(Quoted passage):
────

On the latest Ubuntu releases (jammy
and later), the PPA could be added using a single command:
sudo add-apt-repository ppa:twdragon/ipfs
sudo apt update
Then just call apt:
sudo apt install git-ipfs-remote-bridge
Building a Package
Building your own Debian package requires debhelper
script set installed on the system. Once it is done, the package can be built using just one command:
debuild
It will build the package and place the file into the uplevel directory. For further information, see Debhelper documentation.
Baremetal/Source Installation
As the program is written in Python and the Python interpreter is indicated in the same PATH
context with Git, it is enough to copy the program executables somewhere to the directory also mentioned in this PATH
context. For example, on most mainstream Linux distributions this could be done as the following:
sudo cp -v git-ipfs /usr/local/bin
sudo cp -v git-remote-ipfs /usr/local/bin
sudo chmod +x -v /usr/local/bin/git-ipfs /usr/local/bin/git-remote-ipfs
Prerequisites
Git IPFS Bridge uses requests
, urllib
, pathlib
, and json
modules. From them only requests
is the third-party module out of the standard library. Please refer to your OS module installation system documentation to learn how to install the required modules and make them available for Python interpreter associated with Git.

────

(Data segment):

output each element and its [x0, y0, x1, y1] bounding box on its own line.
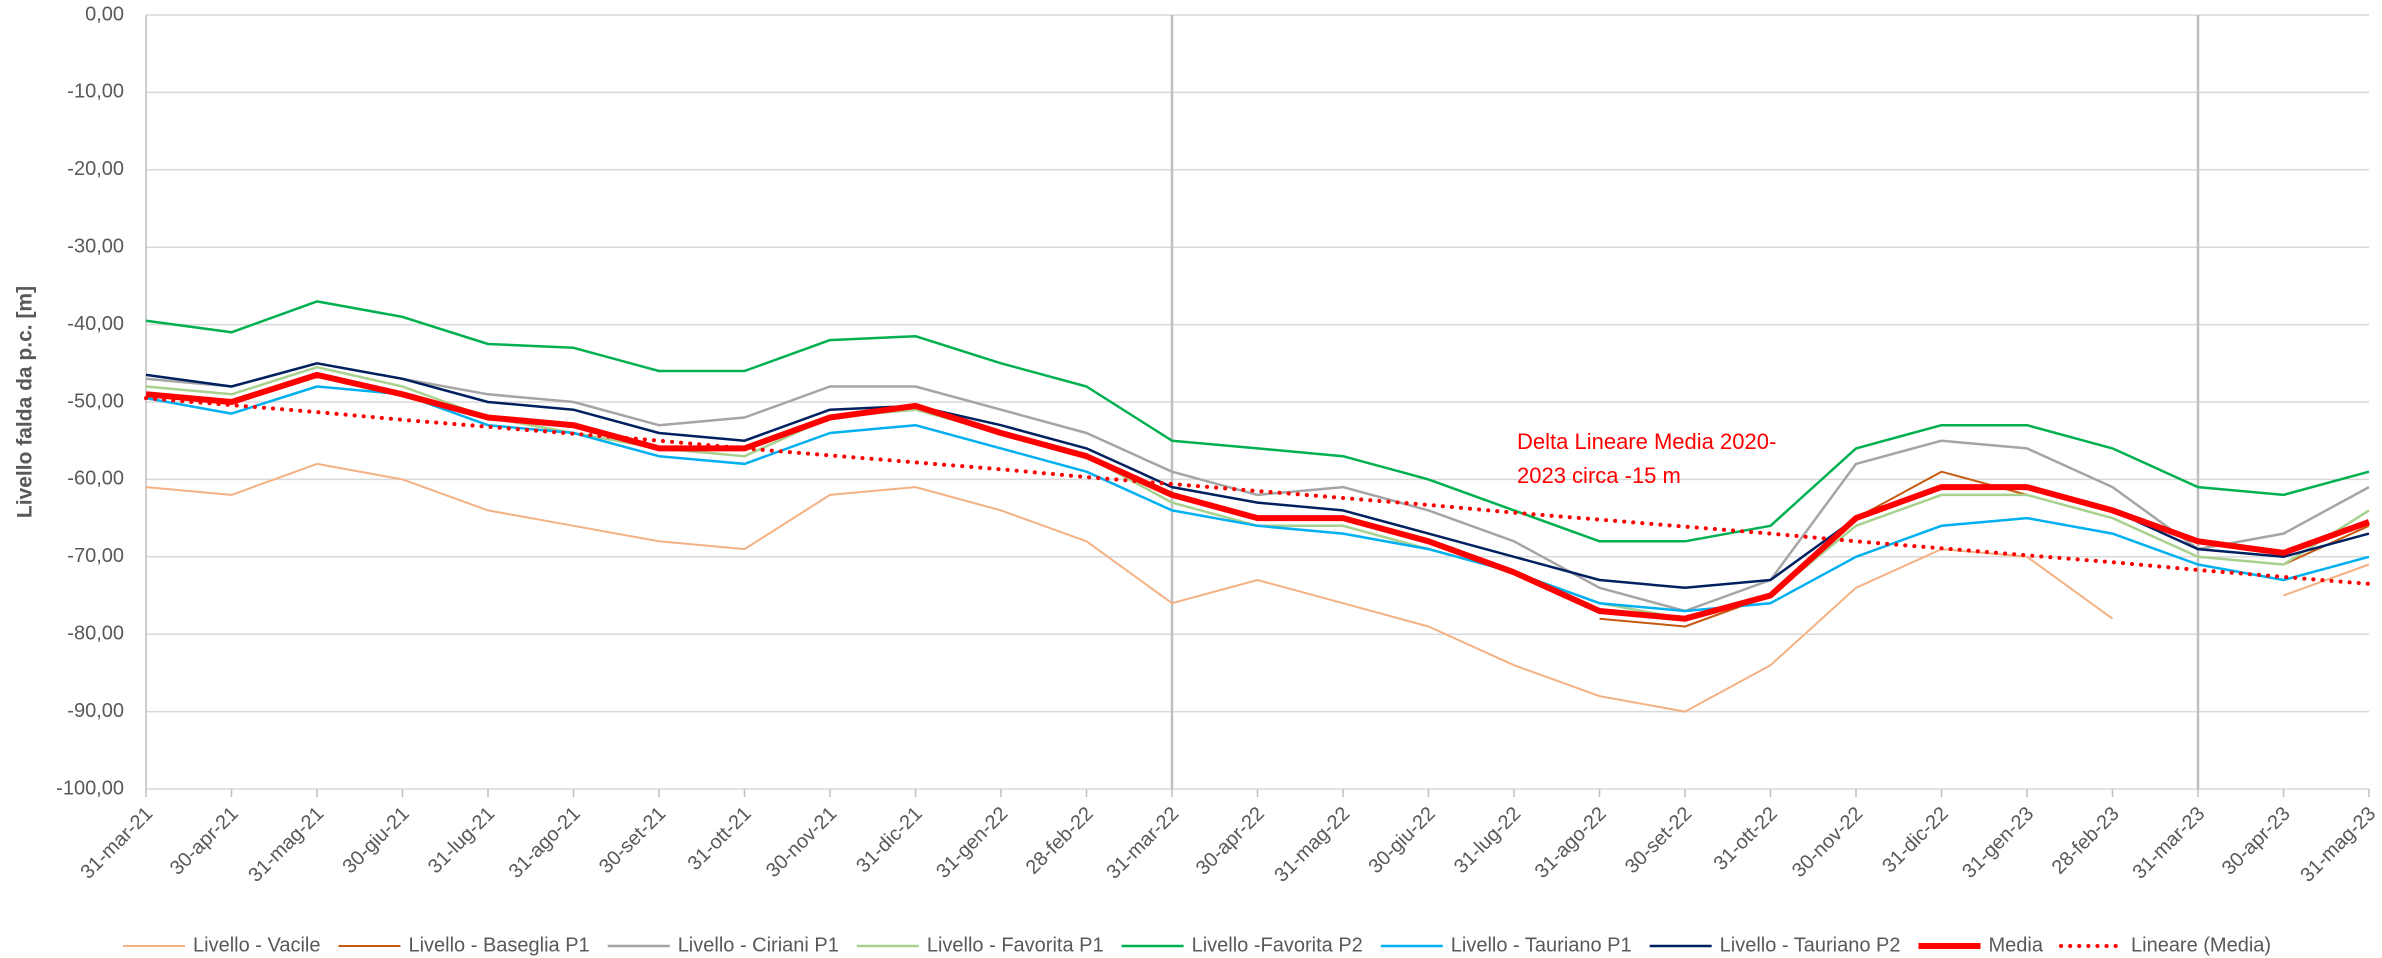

────

(Exercise directions): Print the part of the Git IPFS Bridge installation text starting at "On the latest" and ending at "see Debhelper documentation.", copying it word for word.

(Solution to this task):
On the latest Ubuntu releases (jammy
and later), the PPA could be added using a single command:
sudo add-apt-repository ppa:twdragon/ipfs
sudo apt update
Then just call apt:
sudo apt install git-ipfs-remote-bridge
Building a Package
Building your own Debian package requires debhelper
script set installed on the system. Once it is done, the package can be built using just one command:
debuild
It will build the package and place the file into the uplevel directory. For further information, see Debhelper documentation.